■ **Exercise objective**:
Could you print all the entries exactly?

================================

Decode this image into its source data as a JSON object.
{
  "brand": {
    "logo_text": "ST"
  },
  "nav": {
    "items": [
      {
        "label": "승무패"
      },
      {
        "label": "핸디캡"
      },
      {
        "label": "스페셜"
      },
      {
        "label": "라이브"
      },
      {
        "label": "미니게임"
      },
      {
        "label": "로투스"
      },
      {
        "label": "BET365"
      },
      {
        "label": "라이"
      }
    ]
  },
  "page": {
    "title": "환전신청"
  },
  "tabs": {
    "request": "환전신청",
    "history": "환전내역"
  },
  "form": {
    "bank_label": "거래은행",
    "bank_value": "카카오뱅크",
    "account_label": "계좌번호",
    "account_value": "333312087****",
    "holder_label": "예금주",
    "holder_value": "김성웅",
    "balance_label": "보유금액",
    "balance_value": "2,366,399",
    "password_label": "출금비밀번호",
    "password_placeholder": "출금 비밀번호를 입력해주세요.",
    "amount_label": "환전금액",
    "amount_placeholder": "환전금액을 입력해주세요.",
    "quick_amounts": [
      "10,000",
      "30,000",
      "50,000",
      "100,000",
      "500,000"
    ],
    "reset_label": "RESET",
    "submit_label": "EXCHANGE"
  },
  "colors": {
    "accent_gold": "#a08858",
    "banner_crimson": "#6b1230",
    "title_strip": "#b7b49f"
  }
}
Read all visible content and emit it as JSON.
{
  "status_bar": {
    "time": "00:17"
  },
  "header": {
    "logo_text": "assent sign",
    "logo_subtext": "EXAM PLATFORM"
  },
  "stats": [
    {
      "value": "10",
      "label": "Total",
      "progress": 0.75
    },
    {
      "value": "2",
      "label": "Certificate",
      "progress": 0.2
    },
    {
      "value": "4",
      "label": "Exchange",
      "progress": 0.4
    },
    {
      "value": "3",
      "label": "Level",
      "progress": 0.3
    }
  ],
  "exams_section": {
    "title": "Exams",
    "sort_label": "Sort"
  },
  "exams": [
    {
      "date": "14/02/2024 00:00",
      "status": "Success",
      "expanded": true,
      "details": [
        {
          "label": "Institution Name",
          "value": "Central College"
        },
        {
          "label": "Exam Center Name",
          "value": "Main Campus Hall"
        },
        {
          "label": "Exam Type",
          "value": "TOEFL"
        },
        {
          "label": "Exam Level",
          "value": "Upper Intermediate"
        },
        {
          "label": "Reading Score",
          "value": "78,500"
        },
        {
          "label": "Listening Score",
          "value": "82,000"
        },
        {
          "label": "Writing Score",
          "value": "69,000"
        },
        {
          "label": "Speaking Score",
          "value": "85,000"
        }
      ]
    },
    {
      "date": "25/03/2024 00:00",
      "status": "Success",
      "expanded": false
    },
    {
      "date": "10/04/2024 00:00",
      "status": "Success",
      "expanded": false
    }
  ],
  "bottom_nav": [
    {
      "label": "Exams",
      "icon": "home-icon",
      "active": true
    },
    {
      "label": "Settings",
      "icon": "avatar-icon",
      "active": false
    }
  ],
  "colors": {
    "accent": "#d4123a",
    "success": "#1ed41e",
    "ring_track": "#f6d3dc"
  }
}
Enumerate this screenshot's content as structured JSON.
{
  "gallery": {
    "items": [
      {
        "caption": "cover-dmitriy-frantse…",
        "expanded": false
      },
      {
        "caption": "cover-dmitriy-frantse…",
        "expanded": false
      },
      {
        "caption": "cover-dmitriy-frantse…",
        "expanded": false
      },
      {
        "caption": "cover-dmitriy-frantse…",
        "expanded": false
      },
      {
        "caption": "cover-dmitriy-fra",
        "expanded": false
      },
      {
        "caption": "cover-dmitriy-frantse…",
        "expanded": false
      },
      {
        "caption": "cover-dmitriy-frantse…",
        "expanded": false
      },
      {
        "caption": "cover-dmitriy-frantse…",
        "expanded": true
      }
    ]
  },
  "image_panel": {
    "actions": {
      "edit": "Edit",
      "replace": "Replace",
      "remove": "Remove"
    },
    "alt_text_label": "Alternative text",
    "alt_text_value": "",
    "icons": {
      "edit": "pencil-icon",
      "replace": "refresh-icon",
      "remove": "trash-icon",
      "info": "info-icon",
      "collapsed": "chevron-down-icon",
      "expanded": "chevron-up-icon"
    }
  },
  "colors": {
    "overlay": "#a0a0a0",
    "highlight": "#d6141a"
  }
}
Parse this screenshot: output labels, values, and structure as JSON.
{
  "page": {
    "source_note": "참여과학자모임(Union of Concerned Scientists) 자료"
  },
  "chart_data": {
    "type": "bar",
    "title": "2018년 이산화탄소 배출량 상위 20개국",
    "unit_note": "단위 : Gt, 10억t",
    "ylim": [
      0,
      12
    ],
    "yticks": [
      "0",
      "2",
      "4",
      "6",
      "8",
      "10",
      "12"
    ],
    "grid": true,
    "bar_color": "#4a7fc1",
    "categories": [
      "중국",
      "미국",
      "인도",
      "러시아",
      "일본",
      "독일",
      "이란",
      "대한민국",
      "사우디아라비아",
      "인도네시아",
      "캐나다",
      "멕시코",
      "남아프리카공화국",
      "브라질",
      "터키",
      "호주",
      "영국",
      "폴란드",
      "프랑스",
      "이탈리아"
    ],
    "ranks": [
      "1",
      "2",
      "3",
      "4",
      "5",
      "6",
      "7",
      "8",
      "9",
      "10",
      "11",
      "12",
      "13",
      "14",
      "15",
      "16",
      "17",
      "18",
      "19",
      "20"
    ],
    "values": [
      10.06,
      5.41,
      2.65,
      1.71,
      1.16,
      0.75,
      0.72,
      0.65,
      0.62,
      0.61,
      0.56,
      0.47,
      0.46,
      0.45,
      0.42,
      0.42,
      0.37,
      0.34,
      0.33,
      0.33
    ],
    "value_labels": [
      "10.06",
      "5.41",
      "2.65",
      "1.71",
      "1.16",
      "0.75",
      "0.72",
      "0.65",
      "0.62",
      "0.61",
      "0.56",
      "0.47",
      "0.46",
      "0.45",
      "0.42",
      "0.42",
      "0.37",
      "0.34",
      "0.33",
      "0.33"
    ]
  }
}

================================

■ **Expected answer**:
Decode this image into its source data as a JSON object.
{
  "brand": {
    "logo_text": "ST"
  },
  "nav": {
    "items": [
      {
        "label": "승무패"
      },
      {
        "label": "핸디캡"
      },
      {
        "label": "스페셜"
      },
      {
        "label": "라이브"
      },
      {
        "label": "미니게임"
      },
      {
        "label": "로투스"
      },
      {
        "label": "BET365"
      },
      {
        "label": "라이"
      }
    ]
  },
  "page": {
    "title": "환전신청"
  },
  "tabs": {
    "request": "환전신청",
    "history": "환전내역"
  },
  "form": {
    "bank_label": "거래은행",
    "bank_value": "카카오뱅크",
    "account_label": "계좌번호",
    "account_value": "333312087****",
    "holder_label": "예금주",
    "holder_value": "김성웅",
    "balance_label": "보유금액",
    "balance_value": "2,366,399",
    "password_label": "출금비밀번호",
    "password_placeholder": "출금 비밀번호를 입력해주세요.",
    "amount_label": "환전금액",
    "amount_placeholder": "환전금액을 입력해주세요.",
    "quick_amounts": [
      "10,000",
      "30,000",
      "50,000",
      "100,000",
      "500,000"
    ],
    "reset_label": "RESET",
    "submit_label": "EXCHANGE"
  },
  "colors": {
    "accent_gold": "#a08858",
    "banner_crimson": "#6b1230",
    "title_strip": "#b7b49f"
  }
}
Read all visible content and emit it as JSON.
{
  "status_bar": {
    "time": "00:17"
  },
  "header": {
    "logo_text": "assent sign",
    "logo_subtext": "EXAM PLATFORM"
  },
  "stats": [
    {
      "value": "10",
      "label": "Total",
      "progress": 0.75
    },
    {
      "value": "2",
      "label": "Certificate",
      "progress": 0.2
    },
    {
      "value": "4",
      "label": "Exchange",
      "progress": 0.4
    },
    {
      "value": "3",
      "label": "Level",
      "progress": 0.3
    }
  ],
  "exams_section": {
    "title": "Exams",
    "sort_label": "Sort"
  },
  "exams": [
    {
      "date": "14/02/2024 00:00",
      "status": "Success",
      "expanded": true,
      "details": [
        {
          "label": "Institution Name",
          "value": "Central College"
        },
        {
          "label": "Exam Center Name",
          "value": "Main Campus Hall"
        },
        {
          "label": "Exam Type",
          "value": "TOEFL"
        },
        {
          "label": "Exam Level",
          "value": "Upper Intermediate"
        },
        {
          "label": "Reading Score",
          "value": "78,500"
        },
        {
          "label": "Listening Score",
          "value": "82,000"
        },
        {
          "label": "Writing Score",
          "value": "69,000"
        },
        {
          "label": "Speaking Score",
          "value": "85,000"
        }
      ]
    },
    {
      "date": "25/03/2024 00:00",
      "status": "Success",
      "expanded": false
    },
    {
      "date": "10/04/2024 00:00",
      "status": "Success",
      "expanded": false
    }
  ],
  "bottom_nav": [
    {
      "label": "Exams",
      "icon": "home-icon",
      "active": true
    },
    {
      "label": "Settings",
      "icon": "avatar-icon",
      "active": false
    }
  ],
  "colors": {
    "accent": "#d4123a",
    "success": "#1ed41e",
    "ring_track": "#f6d3dc"
  }
}
Enumerate this screenshot's content as structured JSON.
{
  "gallery": {
    "items": [
      {
        "caption": "cover-dmitriy-frantse…",
        "expanded": false
      },
      {
        "caption": "cover-dmitriy-frantse…",
        "expanded": false
      },
      {
        "caption": "cover-dmitriy-frantse…",
        "expanded": false
      },
      {
        "caption": "cover-dmitriy-frantse…",
        "expanded": false
      },
      {
        "caption": "cover-dmitriy-fra",
        "expanded": false
      },
      {
        "caption": "cover-dmitriy-frantse…",
        "expanded": false
      },
      {
        "caption": "cover-dmitriy-frantse…",
        "expanded": false
      },
      {
        "caption": "cover-dmitriy-frantse…",
        "expanded": true
      }
    ]
  },
  "image_panel": {
    "actions": {
      "edit": "Edit",
      "replace": "Replace",
      "remove": "Remove"
    },
    "alt_text_label": "Alternative text",
    "alt_text_value": "",
    "icons": {
      "edit": "pencil-icon",
      "replace": "refresh-icon",
      "remove": "trash-icon",
      "info": "info-icon",
      "collapsed": "chevron-down-icon",
      "expanded": "chevron-up-icon"
    }
  },
  "colors": {
    "overlay": "#a0a0a0",
    "highlight": "#d6141a"
  }
}
Parse this screenshot: output labels, values, and structure as JSON.
{
  "page": {
    "source_note": "참여과학자모임(Union of Concerned Scientists) 자료"
  },
  "chart_data": {
    "type": "bar",
    "title": "2018년 이산화탄소 배출량 상위 20개국",
    "unit_note": "단위 : Gt, 10억t",
    "ylim": [
      0,
      12
    ],
    "yticks": [
      "0",
      "2",
      "4",
      "6",
      "8",
      "10",
      "12"
    ],
    "grid": true,
    "bar_color": "#4a7fc1",
    "categories": [
      "중국",
      "미국",
      "인도",
      "러시아",
      "일본",
      "독일",
      "이란",
      "대한민국",
      "사우디아라비아",
      "인도네시아",
      "캐나다",
      "멕시코",
      "남아프리카공화국",
      "브라질",
      "터키",
      "호주",
      "영국",
      "폴란드",
      "프랑스",
      "이탈리아"
    ],
    "ranks": [
      "1",
      "2",
      "3",
      "4",
      "5",
      "6",
      "7",
      "8",
      "9",
      "10",
      "11",
      "12",
      "13",
      "14",
      "15",
      "16",
      "17",
      "18",
      "19",
      "20"
    ],
    "values": [
      10.06,
      5.41,
      2.65,
      1.71,
      1.16,
      0.75,
      0.72,
      0.65,
      0.62,
      0.61,
      0.56,
      0.47,
      0.46,
      0.45,
      0.42,
      0.42,
      0.37,
      0.34,
      0.33,
      0.33
    ],
    "value_labels": [
      "10.06",
      "5.41",
      "2.65",
      "1.71",
      "1.16",
      "0.75",
      "0.72",
      "0.65",
      "0.62",
      "0.61",
      "0.56",
      "0.47",
      "0.46",
      "0.45",
      "0.42",
      "0.42",
      "0.37",
      "0.34",
      "0.33",
      "0.33"
    ]
  }
}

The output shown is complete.